▶ **DESCRIPTION OF THE TASK**
Return the entries verbatim and drop every picture.

==*==

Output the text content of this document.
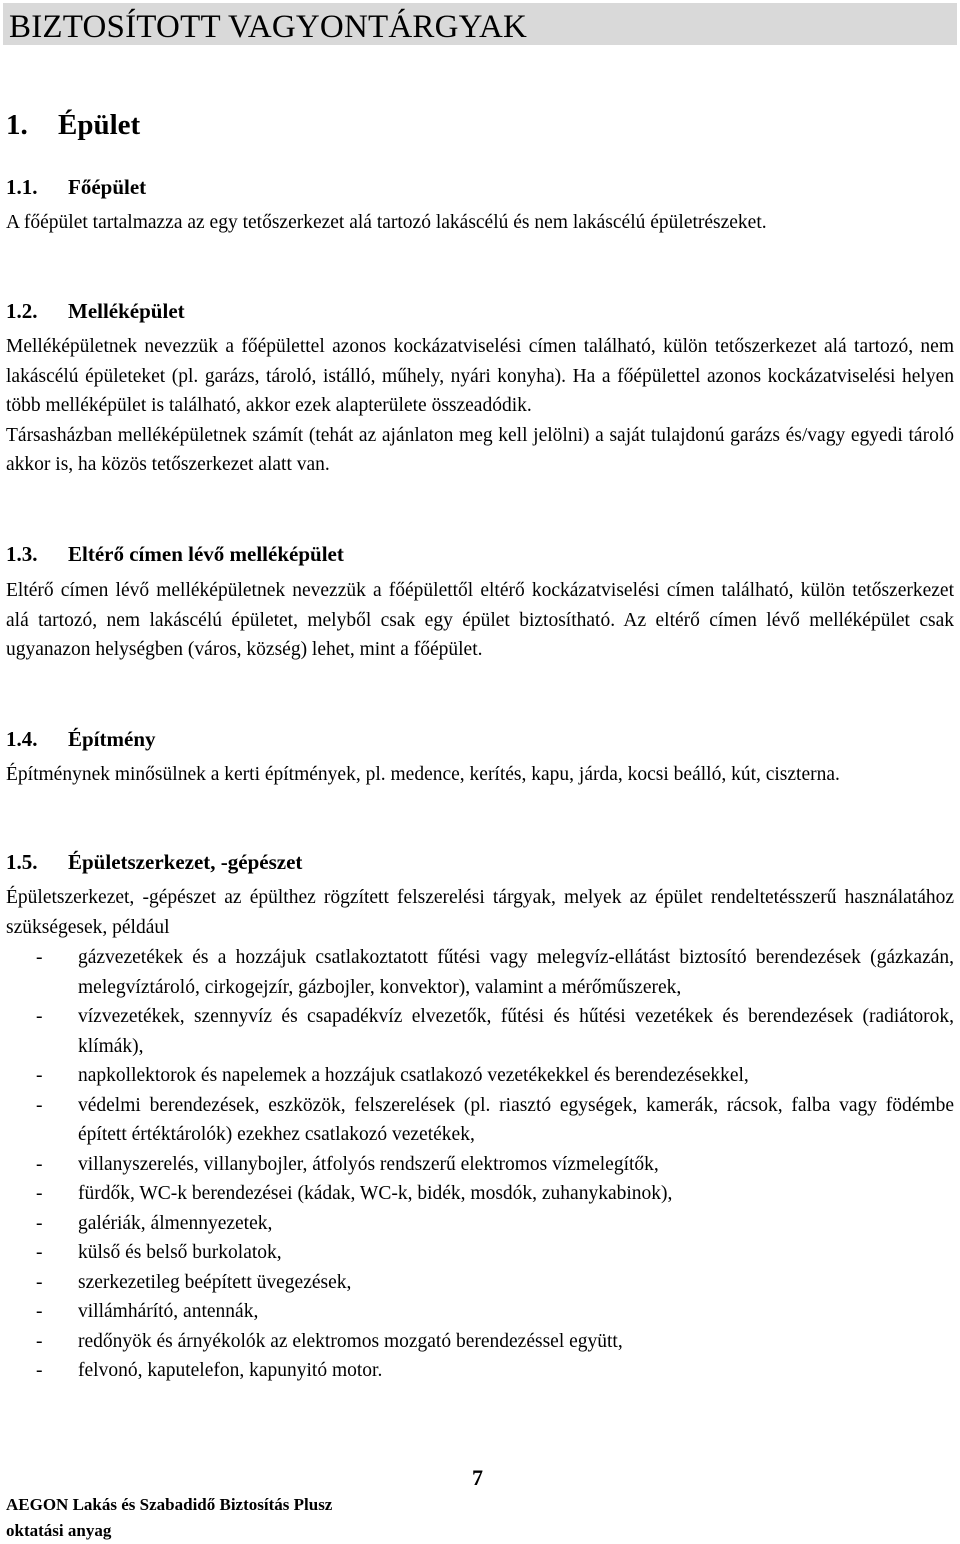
BIZTOSÍTOTT VAGYONTÁRGYAK
1. Épület
1.1. Főépület

A főépület tartalmazza az egy tetőszerkezet alá tartozó lakáscélú és nem lakáscélú épületrészeket.

1.2. Melléképület

Melléképületnek nevezzük a főépülettel azonos kockázatviselési címen található, külön tetőszerkezet alá tartozó, nem lakáscélú épületeket (pl. garázs, tároló, istálló, műhely, nyári konyha). Ha a főépülettel azonos kockázatviselési helyen több melléképület is található, akkor ezek alapterülete összeadódik.

Társasházban melléképületnek számít (tehát az ajánlaton meg kell jelölni) a saját tulajdonú garázs és/vagy egyedi tároló akkor is, ha közös tetőszerkezet alatt van.

1.3. Eltérő címen lévő melléképület

Eltérő címen lévő melléképületnek nevezzük a főépülettől eltérő kockázatviselési címen található, külön tetőszerkezet alá tartozó, nem lakáscélú épületet, melyből csak egy épület biztosítható. Az eltérő címen lévő melléképület csak ugyanazon helységben (város, község) lehet, mint a főépület.

1.4. Építmény

Építménynek minősülnek a kerti építmények, pl. medence, kerítés, kapu, járda, kocsi beálló, kút, ciszterna.

1.5. Épületszerkezet, -gépészet

Épületszerkezet, -gépészet az épülthez rögzített felszerelési tárgyak, melyek az épület rendeltetésszerű használatához szükségesek, például

- gázvezetékek és a hozzájuk csatlakoztatott fűtési vagy melegvíz-ellátást biztosító berendezések (gázkazán, melegvíztároló, cirkogejzír, gázbojler, konvektor), valamint a mérőműszerek,
- vízvezetékek, szennyvíz és csapadékvíz elvezetők, fűtési és hűtési vezetékek és berendezések (radiátorok, klímák),
- napkollektorok és napelemek a hozzájuk csatlakozó vezetékekkel és berendezésekkel,
- védelmi berendezések, eszközök, felszerelések (pl. riasztó egységek, kamerák, rácsok, falba vagy födémbe épített értéktárolók) ezekhez csatlakozó vezetékek,
- villanyszerelés, villanybojler, átfolyós rendszerű elektromos vízmelegítők,
- fürdők, WC-k berendezései (kádak, WC-k, bidék, mosdók, zuhanykabinok),
- galériák, álmennyezetek,
- külső és belső burkolatok,
- szerkezetileg beépített üvegezések,
- villámhárító, antennák,
- redőnyök és árnyékolók az elektromos mozgató berendezéssel együtt,
- felvonó, kaputelefon, kapunyitó motor.
7
AEGON Lakás és Szabadidő Biztosítás Plusz
oktatási anyag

==*==

▶ **RESULT OF THIS TASK**
Output the text content of this document.
BIZTOSÍTOTT VAGYONTÁRGYAK
1. Épület
1.1. Főépület

A főépület tartalmazza az egy tetőszerkezet alá tartozó lakáscélú és nem lakáscélú épületrészeket.

1.2. Melléképület

Melléképületnek nevezzük a főépülettel azonos kockázatviselési címen található, külön tetőszerkezet alá tartozó, nem lakáscélú épületeket (pl. garázs, tároló, istálló, műhely, nyári konyha). Ha a főépülettel azonos kockázatviselési helyen több melléképület is található, akkor ezek alapterülete összeadódik.

Társasházban melléképületnek számít (tehát az ajánlaton meg kell jelölni) a saját tulajdonú garázs és/vagy egyedi tároló akkor is, ha közös tetőszerkezet alatt van.

1.3. Eltérő címen lévő melléképület

Eltérő címen lévő melléképületnek nevezzük a főépülettől eltérő kockázatviselési címen található, külön tetőszerkezet alá tartozó, nem lakáscélú épületet, melyből csak egy épület biztosítható. Az eltérő címen lévő melléképület csak ugyanazon helységben (város, község) lehet, mint a főépület.

1.4. Építmény

Építménynek minősülnek a kerti építmények, pl. medence, kerítés, kapu, járda, kocsi beálló, kút, ciszterna.

1.5. Épületszerkezet, -gépészet

Épületszerkezet, -gépészet az épülthez rögzített felszerelési tárgyak, melyek az épület rendeltetésszerű használatához szükségesek, például

- gázvezetékek és a hozzájuk csatlakoztatott fűtési vagy melegvíz-ellátást biztosító berendezések (gázkazán, melegvíztároló, cirkogejzír, gázbojler, konvektor), valamint a mérőműszerek,
- vízvezetékek, szennyvíz és csapadékvíz elvezetők, fűtési és hűtési vezetékek és berendezések (radiátorok, klímák),
- napkollektorok és napelemek a hozzájuk csatlakozó vezetékekkel és berendezésekkel,
- védelmi berendezések, eszközök, felszerelések (pl. riasztó egységek, kamerák, rácsok, falba vagy födémbe épített értéktárolók) ezekhez csatlakozó vezetékek,
- villanyszerelés, villanybojler, átfolyós rendszerű elektromos vízmelegítők,
- fürdők, WC-k berendezései (kádak, WC-k, bidék, mosdók, zuhanykabinok),
- galériák, álmennyezetek,
- külső és belső burkolatok,
- szerkezetileg beépített üvegezések,
- villámhárító, antennák,
- redőnyök és árnyékolók az elektromos mozgató berendezéssel együtt,
- felvonó, kaputelefon, kapunyitó motor.
7
AEGON Lakás és Szabadidő Biztosítás Plusz
oktatási anyag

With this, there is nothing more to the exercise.